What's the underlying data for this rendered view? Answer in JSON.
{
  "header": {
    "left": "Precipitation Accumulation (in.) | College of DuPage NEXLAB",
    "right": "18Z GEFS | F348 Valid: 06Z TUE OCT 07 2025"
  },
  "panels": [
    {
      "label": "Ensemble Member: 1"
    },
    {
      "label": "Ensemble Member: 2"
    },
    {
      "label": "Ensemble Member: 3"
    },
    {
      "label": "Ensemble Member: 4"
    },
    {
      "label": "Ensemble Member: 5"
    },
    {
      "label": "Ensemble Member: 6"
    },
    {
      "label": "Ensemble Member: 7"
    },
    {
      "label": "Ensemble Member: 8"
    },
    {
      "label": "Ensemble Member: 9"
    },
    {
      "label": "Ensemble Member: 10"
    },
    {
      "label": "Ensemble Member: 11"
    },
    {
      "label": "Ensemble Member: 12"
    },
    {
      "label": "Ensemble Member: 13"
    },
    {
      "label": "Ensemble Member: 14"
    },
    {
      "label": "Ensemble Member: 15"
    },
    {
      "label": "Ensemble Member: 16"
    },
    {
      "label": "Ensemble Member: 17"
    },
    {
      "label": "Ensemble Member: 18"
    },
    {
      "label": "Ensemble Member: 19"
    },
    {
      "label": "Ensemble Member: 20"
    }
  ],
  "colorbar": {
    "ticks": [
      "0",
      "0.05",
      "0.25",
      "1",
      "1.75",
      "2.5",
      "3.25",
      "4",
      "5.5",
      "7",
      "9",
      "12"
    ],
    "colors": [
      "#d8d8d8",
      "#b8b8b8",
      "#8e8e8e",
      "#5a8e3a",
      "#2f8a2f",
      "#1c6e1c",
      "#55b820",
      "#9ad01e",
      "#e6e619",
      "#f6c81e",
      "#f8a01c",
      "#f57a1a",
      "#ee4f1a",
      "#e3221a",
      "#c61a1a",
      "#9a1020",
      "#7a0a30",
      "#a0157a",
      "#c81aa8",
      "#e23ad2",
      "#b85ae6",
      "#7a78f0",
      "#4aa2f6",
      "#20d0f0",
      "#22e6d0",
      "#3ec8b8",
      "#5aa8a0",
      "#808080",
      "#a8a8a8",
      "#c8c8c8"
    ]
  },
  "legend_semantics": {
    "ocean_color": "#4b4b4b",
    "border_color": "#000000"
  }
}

• **Exercise objective**
Copy every line exactly. Leave nothing out.

• **Answer**
What's the underlying data for this rendered view? Answer in JSON.
{
  "header": {
    "left": "Precipitation Accumulation (in.) | College of DuPage NEXLAB",
    "right": "18Z GEFS | F348 Valid: 06Z TUE OCT 07 2025"
  },
  "panels": [
    {
      "label": "Ensemble Member: 1"
    },
    {
      "label": "Ensemble Member: 2"
    },
    {
      "label": "Ensemble Member: 3"
    },
    {
      "label": "Ensemble Member: 4"
    },
    {
      "label": "Ensemble Member: 5"
    },
    {
      "label": "Ensemble Member: 6"
    },
    {
      "label": "Ensemble Member: 7"
    },
    {
      "label": "Ensemble Member: 8"
    },
    {
      "label": "Ensemble Member: 9"
    },
    {
      "label": "Ensemble Member: 10"
    },
    {
      "label": "Ensemble Member: 11"
    },
    {
      "label": "Ensemble Member: 12"
    },
    {
      "label": "Ensemble Member: 13"
    },
    {
      "label": "Ensemble Member: 14"
    },
    {
      "label": "Ensemble Member: 15"
    },
    {
      "label": "Ensemble Member: 16"
    },
    {
      "label": "Ensemble Member: 17"
    },
    {
      "label": "Ensemble Member: 18"
    },
    {
      "label": "Ensemble Member: 19"
    },
    {
      "label": "Ensemble Member: 20"
    }
  ],
  "colorbar": {
    "ticks": [
      "0",
      "0.05",
      "0.25",
      "1",
      "1.75",
      "2.5",
      "3.25",
      "4",
      "5.5",
      "7",
      "9",
      "12"
    ],
    "colors": [
      "#d8d8d8",
      "#b8b8b8",
      "#8e8e8e",
      "#5a8e3a",
      "#2f8a2f",
      "#1c6e1c",
      "#55b820",
      "#9ad01e",
      "#e6e619",
      "#f6c81e",
      "#f8a01c",
      "#f57a1a",
      "#ee4f1a",
      "#e3221a",
      "#c61a1a",
      "#9a1020",
      "#7a0a30",
      "#a0157a",
      "#c81aa8",
      "#e23ad2",
      "#b85ae6",
      "#7a78f0",
      "#4aa2f6",
      "#20d0f0",
      "#22e6d0",
      "#3ec8b8",
      "#5aa8a0",
      "#808080",
      "#a8a8a8",
      "#c8c8c8"
    ]
  },
  "legend_semantics": {
    "ocean_color": "#4b4b4b",
    "border_color": "#000000"
  }
}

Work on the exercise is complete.